:: Work to complete ::
Extract each line of the records below that contains the word "right".

[Structured figure records]
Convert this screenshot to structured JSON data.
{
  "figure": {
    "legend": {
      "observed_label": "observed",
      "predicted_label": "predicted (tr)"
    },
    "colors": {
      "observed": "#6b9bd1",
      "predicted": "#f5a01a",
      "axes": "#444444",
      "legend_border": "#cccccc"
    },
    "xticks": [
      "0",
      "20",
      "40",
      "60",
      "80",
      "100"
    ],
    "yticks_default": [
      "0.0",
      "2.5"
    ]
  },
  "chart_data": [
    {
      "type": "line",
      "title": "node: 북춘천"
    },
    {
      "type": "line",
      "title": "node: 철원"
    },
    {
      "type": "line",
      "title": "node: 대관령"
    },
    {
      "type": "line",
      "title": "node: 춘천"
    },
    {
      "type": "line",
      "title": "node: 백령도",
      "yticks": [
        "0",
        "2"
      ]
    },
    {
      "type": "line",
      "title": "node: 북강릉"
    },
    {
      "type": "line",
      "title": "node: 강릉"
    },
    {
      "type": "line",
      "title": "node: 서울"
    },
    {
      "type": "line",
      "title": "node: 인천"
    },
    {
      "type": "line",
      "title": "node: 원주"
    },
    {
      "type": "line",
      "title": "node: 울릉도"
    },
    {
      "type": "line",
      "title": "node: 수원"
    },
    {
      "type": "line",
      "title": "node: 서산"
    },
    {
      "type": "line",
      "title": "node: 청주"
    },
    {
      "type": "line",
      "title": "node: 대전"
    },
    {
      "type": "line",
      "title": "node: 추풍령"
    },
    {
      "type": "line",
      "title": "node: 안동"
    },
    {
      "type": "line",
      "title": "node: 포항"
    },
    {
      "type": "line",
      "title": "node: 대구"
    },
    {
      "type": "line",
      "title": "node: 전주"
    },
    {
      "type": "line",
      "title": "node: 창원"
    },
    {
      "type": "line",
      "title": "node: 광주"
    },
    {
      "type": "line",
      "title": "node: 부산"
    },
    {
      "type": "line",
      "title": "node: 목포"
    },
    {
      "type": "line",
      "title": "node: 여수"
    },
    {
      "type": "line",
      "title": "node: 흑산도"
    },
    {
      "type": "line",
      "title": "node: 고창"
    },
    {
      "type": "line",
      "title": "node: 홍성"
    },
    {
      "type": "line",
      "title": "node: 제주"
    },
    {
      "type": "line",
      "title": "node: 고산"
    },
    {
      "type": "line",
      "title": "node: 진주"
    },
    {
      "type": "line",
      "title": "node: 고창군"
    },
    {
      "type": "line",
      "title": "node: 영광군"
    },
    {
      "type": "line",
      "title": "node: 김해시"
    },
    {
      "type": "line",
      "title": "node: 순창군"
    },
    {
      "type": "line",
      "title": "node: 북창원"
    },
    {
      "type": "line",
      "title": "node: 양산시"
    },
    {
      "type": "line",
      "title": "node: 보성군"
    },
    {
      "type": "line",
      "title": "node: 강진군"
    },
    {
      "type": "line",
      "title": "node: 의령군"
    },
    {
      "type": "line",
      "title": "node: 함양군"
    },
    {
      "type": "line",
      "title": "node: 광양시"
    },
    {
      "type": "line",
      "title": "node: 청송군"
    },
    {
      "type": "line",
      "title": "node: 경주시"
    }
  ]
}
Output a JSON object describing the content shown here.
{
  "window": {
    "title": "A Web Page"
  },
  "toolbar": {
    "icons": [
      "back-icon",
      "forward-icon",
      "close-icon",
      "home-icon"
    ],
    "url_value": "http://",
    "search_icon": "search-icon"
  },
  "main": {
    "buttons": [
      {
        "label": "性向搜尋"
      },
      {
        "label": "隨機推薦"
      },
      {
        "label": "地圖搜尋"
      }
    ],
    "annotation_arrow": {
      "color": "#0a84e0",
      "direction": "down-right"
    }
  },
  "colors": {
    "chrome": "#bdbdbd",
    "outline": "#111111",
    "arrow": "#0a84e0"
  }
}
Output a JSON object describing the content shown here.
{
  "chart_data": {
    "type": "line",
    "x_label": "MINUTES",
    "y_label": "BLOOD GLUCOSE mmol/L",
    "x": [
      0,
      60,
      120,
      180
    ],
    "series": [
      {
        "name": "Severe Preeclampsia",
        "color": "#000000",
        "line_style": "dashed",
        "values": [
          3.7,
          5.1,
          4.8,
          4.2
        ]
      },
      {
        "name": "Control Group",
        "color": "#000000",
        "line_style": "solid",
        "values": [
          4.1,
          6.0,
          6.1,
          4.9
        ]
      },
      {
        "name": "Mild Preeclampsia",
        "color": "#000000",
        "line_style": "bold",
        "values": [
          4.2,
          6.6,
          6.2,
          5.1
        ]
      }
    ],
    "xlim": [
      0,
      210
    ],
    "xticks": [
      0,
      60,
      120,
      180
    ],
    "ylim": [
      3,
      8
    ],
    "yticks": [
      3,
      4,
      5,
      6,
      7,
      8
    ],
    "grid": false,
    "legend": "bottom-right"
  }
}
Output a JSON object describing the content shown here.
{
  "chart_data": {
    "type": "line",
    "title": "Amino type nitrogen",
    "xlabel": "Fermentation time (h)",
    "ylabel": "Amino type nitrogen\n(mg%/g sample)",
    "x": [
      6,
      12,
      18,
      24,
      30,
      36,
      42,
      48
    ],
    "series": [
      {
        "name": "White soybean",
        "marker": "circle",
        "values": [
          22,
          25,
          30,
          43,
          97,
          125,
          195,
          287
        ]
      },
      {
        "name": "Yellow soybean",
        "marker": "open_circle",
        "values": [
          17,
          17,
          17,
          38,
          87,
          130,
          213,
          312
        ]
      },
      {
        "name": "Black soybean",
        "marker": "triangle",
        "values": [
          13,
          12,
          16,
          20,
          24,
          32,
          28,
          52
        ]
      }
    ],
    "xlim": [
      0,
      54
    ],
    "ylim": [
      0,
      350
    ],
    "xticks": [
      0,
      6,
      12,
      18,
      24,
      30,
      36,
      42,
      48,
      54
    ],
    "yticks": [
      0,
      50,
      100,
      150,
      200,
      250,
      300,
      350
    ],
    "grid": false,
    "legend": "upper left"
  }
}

:: Answer for the task ::
      "direction": "down-right"
    "legend": "bottom-right"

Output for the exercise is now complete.